Show every line containing "Surf" by copying it.

---------- Exercise material ----------

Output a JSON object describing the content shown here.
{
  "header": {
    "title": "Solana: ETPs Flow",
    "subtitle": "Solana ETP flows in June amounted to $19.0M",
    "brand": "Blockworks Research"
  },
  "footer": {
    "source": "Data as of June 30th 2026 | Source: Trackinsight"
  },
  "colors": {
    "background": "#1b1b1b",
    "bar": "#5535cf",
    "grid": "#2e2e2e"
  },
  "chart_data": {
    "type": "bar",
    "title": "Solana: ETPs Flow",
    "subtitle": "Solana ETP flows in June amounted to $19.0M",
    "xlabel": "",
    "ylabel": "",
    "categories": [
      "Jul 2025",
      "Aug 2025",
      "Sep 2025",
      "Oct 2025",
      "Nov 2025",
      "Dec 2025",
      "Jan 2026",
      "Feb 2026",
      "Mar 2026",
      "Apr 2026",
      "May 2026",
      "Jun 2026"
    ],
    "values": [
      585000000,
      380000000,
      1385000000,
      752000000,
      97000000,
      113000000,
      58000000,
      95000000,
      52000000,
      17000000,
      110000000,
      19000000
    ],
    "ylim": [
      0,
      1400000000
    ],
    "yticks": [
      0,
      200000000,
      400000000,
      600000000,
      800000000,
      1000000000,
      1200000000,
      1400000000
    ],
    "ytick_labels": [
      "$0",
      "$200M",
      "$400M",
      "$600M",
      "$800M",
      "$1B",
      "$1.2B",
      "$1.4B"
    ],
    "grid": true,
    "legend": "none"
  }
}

----------
---------- Exercise material ----------

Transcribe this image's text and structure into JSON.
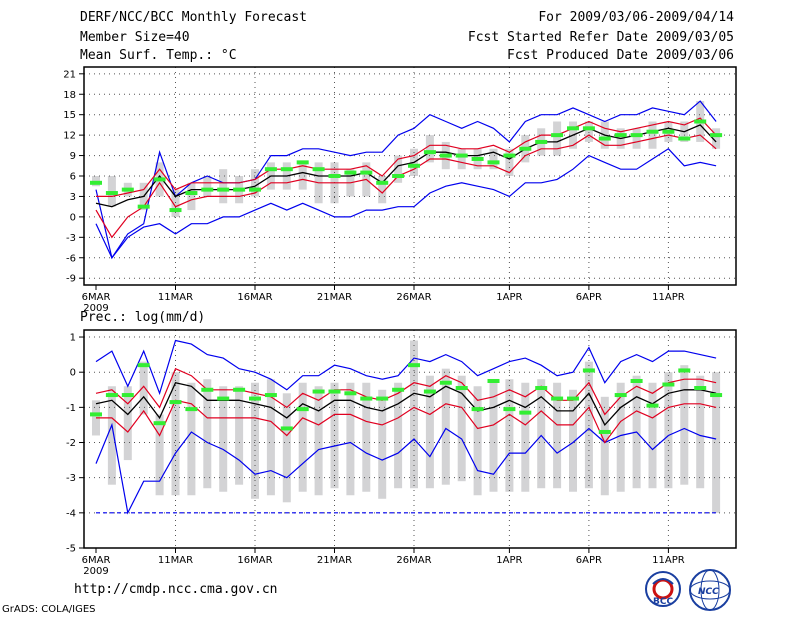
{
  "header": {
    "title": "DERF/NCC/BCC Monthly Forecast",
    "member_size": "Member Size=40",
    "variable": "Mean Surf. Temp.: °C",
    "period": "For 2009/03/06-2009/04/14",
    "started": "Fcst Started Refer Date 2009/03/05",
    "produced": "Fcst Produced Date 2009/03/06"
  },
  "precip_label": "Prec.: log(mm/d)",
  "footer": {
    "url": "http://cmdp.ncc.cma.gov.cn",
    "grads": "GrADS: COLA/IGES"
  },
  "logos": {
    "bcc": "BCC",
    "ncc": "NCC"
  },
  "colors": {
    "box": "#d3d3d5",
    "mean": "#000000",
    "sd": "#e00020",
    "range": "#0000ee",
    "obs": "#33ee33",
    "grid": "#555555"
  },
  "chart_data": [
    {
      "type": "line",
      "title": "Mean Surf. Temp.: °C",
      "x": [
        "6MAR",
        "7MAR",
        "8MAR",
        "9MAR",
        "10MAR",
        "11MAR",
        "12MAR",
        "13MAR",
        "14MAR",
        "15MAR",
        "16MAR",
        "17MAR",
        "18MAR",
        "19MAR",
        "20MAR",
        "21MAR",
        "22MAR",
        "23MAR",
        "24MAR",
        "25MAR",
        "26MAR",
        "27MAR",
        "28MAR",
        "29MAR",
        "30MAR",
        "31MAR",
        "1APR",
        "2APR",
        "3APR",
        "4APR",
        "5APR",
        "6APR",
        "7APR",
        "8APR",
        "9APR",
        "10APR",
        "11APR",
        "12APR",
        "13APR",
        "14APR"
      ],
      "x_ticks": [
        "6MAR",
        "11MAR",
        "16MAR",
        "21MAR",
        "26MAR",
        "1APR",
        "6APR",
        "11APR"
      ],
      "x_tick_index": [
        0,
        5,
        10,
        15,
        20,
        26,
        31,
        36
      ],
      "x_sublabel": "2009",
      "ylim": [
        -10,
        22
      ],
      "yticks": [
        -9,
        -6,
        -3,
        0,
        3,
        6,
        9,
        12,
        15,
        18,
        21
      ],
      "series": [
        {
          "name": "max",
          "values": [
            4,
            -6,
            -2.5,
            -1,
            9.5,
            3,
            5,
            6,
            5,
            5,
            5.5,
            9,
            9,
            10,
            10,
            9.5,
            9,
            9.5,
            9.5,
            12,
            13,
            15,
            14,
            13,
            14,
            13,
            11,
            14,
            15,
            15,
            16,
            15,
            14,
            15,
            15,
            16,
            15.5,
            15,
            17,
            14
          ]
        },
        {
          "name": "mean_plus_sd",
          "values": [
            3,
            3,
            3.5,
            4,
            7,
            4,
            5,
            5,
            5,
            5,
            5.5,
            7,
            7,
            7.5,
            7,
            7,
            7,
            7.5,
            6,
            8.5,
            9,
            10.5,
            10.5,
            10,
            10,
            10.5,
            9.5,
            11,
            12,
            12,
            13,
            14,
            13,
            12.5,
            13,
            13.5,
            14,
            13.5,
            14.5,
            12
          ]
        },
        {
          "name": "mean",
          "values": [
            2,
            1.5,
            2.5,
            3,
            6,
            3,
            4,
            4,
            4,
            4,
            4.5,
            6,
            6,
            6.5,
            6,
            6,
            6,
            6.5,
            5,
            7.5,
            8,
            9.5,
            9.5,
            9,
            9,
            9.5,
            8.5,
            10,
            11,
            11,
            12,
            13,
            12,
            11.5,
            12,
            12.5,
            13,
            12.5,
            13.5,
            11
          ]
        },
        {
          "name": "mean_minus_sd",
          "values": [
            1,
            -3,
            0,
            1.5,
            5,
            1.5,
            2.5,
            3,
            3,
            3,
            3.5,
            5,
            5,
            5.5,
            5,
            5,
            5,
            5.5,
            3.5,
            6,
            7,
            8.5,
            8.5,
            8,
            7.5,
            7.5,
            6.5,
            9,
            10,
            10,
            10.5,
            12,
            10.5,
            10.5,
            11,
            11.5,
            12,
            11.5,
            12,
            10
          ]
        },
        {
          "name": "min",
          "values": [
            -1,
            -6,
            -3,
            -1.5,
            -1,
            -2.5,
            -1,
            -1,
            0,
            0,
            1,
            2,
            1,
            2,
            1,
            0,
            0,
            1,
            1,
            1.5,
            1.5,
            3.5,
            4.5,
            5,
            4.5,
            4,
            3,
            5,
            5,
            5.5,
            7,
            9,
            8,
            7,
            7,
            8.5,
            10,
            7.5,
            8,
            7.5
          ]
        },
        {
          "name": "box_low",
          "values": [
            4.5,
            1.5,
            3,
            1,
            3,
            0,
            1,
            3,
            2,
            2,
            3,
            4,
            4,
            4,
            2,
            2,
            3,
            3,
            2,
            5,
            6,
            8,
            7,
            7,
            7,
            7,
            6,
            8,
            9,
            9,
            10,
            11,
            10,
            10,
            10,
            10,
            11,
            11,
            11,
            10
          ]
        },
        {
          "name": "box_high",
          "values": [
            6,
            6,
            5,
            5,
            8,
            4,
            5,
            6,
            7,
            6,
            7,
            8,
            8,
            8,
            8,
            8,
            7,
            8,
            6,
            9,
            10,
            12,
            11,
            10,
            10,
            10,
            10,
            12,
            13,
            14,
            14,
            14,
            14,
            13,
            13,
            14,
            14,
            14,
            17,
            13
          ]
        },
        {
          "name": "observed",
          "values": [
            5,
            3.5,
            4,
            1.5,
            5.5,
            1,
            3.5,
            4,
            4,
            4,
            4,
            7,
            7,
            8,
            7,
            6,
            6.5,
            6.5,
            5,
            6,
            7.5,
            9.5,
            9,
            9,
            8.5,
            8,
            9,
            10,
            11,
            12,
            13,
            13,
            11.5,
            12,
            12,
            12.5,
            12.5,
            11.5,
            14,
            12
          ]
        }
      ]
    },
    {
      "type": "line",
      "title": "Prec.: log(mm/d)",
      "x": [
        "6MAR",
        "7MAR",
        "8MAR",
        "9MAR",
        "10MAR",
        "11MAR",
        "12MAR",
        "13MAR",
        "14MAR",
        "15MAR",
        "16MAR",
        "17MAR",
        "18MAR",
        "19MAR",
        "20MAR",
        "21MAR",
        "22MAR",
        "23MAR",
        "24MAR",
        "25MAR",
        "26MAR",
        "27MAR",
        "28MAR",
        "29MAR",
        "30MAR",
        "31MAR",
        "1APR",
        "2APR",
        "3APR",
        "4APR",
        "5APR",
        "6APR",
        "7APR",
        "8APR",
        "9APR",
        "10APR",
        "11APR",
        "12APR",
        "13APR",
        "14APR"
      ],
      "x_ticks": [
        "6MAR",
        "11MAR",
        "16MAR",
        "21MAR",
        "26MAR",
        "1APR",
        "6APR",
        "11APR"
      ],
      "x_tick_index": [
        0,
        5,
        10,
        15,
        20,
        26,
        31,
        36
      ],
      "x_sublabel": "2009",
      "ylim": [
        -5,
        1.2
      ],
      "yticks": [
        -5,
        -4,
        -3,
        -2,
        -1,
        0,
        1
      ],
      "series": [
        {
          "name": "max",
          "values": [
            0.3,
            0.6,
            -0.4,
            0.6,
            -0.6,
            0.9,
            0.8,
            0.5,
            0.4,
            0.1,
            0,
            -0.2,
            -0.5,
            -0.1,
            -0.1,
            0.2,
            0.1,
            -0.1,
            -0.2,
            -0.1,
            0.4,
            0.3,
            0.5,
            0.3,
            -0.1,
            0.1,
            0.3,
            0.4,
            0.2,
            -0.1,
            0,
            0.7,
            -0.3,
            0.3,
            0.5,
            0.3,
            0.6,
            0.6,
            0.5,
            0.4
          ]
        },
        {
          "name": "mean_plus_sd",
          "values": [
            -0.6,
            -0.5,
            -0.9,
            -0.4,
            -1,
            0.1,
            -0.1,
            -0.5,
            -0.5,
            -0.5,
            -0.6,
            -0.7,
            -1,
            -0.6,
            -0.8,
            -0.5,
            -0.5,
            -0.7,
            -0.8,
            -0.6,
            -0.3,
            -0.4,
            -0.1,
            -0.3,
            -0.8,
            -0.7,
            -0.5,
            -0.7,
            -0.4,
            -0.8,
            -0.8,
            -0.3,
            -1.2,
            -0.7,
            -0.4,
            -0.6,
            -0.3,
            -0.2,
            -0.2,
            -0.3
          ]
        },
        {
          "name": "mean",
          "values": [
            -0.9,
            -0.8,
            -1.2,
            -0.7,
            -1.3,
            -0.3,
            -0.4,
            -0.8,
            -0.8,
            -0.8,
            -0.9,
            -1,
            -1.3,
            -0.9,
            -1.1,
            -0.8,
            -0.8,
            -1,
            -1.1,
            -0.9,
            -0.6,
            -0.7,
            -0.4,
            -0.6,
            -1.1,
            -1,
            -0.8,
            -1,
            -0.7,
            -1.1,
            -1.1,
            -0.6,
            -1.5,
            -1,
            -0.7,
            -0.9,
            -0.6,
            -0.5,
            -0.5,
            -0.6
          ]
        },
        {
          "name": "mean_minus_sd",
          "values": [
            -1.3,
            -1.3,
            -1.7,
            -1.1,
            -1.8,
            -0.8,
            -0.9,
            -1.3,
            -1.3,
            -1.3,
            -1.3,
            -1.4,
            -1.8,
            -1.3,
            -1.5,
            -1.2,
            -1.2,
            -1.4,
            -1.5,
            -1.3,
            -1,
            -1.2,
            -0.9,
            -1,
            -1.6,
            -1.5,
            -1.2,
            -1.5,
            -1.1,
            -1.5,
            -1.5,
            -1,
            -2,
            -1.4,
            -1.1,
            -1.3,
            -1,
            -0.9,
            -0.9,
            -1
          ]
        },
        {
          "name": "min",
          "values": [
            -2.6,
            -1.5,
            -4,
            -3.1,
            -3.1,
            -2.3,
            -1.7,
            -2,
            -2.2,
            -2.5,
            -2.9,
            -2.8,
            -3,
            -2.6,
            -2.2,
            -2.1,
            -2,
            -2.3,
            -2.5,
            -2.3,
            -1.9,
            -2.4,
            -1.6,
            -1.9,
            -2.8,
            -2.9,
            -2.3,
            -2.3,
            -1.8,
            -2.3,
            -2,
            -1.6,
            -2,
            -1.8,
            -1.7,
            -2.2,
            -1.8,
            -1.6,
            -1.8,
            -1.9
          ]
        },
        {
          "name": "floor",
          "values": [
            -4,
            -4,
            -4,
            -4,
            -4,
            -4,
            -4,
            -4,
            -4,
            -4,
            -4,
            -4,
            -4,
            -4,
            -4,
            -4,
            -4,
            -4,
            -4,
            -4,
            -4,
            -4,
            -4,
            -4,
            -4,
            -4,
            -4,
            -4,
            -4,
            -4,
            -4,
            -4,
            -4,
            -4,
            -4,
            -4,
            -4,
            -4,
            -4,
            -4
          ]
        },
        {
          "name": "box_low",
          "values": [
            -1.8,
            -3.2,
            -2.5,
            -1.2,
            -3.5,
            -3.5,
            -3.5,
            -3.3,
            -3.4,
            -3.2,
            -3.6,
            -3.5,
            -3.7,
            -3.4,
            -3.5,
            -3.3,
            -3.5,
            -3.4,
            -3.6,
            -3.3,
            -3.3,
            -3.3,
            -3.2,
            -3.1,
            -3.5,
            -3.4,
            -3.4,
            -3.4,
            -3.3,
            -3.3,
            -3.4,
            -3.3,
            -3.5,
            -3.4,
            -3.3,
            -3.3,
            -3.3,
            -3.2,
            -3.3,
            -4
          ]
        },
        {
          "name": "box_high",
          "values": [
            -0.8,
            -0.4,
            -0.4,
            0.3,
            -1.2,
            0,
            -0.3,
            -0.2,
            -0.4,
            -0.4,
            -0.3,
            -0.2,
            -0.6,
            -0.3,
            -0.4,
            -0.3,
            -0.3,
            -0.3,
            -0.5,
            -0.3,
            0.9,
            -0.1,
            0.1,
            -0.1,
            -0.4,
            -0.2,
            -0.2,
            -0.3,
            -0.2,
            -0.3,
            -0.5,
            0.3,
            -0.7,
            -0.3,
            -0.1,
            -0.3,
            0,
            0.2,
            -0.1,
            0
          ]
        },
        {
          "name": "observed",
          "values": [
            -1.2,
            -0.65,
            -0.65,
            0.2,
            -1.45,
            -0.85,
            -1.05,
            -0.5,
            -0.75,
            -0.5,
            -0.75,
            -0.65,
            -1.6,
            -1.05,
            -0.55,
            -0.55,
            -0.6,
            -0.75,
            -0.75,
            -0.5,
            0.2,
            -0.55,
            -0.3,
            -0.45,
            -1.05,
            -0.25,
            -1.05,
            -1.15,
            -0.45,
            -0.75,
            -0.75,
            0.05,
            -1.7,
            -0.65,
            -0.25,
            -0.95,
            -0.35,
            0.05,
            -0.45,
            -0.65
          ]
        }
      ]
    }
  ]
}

----------

▸ **Task solution**:
    "variable": "Mean Surf. Temp.: °C",
      "title": "Mean Surf. Temp.: °C",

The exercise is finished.